* START *

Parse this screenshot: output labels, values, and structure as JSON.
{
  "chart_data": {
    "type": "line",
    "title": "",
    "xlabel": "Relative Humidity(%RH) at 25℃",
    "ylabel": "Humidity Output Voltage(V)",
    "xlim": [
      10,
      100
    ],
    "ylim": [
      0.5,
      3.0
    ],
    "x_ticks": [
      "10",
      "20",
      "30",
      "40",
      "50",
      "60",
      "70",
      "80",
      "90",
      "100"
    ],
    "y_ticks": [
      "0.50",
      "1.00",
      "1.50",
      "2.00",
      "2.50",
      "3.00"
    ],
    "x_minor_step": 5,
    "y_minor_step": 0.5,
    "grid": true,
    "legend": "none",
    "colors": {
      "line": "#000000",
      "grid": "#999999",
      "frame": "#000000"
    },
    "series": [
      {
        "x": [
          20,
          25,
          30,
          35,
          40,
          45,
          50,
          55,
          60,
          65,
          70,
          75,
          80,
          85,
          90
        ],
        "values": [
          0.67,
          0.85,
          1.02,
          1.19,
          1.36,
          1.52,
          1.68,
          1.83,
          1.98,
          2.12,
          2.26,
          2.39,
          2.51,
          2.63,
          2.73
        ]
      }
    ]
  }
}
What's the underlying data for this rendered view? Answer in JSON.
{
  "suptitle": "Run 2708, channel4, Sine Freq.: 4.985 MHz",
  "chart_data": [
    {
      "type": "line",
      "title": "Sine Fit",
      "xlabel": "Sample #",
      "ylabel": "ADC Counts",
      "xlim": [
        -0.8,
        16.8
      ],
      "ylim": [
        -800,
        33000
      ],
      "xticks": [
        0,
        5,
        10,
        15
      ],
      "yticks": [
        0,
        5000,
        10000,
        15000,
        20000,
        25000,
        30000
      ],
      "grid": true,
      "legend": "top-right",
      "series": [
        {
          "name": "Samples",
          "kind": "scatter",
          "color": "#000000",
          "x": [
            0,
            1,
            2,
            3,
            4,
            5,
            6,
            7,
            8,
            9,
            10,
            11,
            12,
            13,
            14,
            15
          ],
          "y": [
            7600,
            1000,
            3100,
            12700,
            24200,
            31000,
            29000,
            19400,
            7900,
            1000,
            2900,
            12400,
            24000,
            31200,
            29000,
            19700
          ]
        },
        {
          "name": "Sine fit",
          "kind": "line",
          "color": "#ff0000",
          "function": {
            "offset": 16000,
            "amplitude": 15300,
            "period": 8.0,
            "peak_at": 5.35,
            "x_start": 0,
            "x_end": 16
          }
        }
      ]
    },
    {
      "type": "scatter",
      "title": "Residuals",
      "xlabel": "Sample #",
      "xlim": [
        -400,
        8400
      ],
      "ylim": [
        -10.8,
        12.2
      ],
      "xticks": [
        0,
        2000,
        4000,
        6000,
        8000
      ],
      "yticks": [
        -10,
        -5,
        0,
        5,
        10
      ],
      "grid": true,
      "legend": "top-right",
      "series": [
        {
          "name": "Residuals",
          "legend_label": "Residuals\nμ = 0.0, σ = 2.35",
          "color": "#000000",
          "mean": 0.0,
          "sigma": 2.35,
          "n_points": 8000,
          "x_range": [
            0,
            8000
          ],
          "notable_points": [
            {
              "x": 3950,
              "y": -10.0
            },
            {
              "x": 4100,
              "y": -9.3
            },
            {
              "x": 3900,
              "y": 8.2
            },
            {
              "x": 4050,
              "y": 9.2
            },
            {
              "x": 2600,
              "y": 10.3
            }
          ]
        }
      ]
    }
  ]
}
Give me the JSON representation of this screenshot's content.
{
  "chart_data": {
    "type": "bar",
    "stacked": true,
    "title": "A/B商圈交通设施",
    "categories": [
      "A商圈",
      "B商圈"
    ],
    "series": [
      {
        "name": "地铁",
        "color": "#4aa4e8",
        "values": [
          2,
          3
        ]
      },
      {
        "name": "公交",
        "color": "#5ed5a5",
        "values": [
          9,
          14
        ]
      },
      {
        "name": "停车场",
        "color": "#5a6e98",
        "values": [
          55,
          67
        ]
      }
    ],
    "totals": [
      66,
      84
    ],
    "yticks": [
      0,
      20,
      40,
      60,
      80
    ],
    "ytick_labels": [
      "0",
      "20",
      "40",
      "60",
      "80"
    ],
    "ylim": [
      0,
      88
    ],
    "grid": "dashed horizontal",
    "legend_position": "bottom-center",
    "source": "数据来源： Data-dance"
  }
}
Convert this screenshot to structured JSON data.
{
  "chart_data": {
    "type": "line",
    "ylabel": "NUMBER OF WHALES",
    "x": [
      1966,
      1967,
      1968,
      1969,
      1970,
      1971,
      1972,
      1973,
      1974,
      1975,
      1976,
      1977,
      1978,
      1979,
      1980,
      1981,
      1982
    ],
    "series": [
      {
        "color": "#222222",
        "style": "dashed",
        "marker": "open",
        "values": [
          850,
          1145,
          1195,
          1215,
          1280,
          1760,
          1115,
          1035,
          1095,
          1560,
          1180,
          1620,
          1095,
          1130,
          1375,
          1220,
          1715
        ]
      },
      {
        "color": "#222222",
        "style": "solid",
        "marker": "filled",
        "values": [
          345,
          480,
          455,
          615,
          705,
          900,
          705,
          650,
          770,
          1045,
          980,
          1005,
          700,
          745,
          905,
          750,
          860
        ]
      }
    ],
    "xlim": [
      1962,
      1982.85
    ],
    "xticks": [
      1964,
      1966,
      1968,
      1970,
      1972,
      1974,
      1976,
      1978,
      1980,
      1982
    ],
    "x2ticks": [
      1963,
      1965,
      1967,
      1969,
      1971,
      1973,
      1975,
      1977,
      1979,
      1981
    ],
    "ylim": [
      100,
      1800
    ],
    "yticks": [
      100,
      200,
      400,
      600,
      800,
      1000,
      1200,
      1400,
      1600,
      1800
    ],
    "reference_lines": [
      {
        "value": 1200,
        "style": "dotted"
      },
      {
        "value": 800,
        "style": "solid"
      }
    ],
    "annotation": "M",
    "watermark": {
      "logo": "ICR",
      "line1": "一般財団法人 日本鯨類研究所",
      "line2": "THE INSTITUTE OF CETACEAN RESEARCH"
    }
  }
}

* END *

Written instruction ▸ Sift through the entries and copy every line with "JSON".

The response ▸
Parse this screenshot: output labels, values, and structure as JSON.
What's the underlying data for this rendered view? Answer in JSON.
Give me the JSON representation of this screenshot's content.
Convert this screenshot to structured JSON data.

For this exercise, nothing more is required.